>> START Information supplied

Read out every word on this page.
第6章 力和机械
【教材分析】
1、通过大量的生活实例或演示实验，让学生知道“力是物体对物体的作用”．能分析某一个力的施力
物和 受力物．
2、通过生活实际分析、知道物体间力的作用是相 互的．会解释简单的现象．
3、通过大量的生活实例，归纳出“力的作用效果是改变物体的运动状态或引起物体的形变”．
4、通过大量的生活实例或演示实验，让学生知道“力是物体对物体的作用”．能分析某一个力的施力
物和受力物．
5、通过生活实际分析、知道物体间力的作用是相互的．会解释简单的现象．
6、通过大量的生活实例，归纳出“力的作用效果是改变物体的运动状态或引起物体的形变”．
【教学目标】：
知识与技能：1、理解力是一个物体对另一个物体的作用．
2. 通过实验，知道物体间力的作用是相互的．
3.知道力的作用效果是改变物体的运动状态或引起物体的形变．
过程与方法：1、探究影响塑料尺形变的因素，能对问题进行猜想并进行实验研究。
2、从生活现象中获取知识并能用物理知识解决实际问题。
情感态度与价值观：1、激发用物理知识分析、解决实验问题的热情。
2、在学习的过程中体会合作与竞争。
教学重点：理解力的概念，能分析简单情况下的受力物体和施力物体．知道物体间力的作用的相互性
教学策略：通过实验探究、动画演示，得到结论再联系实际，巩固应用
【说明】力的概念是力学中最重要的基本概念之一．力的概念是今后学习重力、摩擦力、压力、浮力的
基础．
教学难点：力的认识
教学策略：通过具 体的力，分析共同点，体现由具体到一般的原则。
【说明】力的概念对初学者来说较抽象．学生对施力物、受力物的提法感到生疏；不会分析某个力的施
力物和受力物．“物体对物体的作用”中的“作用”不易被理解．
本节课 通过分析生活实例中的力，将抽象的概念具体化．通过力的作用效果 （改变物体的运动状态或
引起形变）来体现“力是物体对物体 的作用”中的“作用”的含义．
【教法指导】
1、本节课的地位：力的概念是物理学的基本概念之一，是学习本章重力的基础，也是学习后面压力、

>> END Information supplied

### Challenge
Exactly reproduce every line found in the records.

### Completed exercise
Read out every word on this page.
第6章 力和机械
【教材分析】
1、通过大量的生活实例或演示实验，让学生知道“力是物体对物体的作用”．能分析某一个力的施力
物和 受力物．
2、通过生活实际分析、知道物体间力的作用是相 互的．会解释简单的现象．
3、通过大量的生活实例，归纳出“力的作用效果是改变物体的运动状态或引起物体的形变”．
4、通过大量的生活实例或演示实验，让学生知道“力是物体对物体的作用”．能分析某一个力的施力
物和受力物．
5、通过生活实际分析、知道物体间力的作用是相互的．会解释简单的现象．
6、通过大量的生活实例，归纳出“力的作用效果是改变物体的运动状态或引起物体的形变”．
【教学目标】：
知识与技能：1、理解力是一个物体对另一个物体的作用．
2. 通过实验，知道物体间力的作用是相互的．
3.知道力的作用效果是改变物体的运动状态或引起物体的形变．
过程与方法：1、探究影响塑料尺形变的因素，能对问题进行猜想并进行实验研究。
2、从生活现象中获取知识并能用物理知识解决实际问题。
情感态度与价值观：1、激发用物理知识分析、解决实验问题的热情。
2、在学习的过程中体会合作与竞争。
教学重点：理解力的概念，能分析简单情况下的受力物体和施力物体．知道物体间力的作用的相互性
教学策略：通过实验探究、动画演示，得到结论再联系实际，巩固应用
【说明】力的概念是力学中最重要的基本概念之一．力的概念是今后学习重力、摩擦力、压力、浮力的
基础．
教学难点：力的认识
教学策略：通过具 体的力，分析共同点，体现由具体到一般的原则。
【说明】力的概念对初学者来说较抽象．学生对施力物、受力物的提法感到生疏；不会分析某个力的施
力物和受力物．“物体对物体的作用”中的“作用”不易被理解．
本节课 通过分析生活实例中的力，将抽象的概念具体化．通过力的作用效果 （改变物体的运动状态或
引起形变）来体现“力是物体对物体 的作用”中的“作用”的含义．
【教法指导】
1、本节课的地位：力的概念是物理学的基本概念之一，是学习本章重力的基础，也是学习后面压力、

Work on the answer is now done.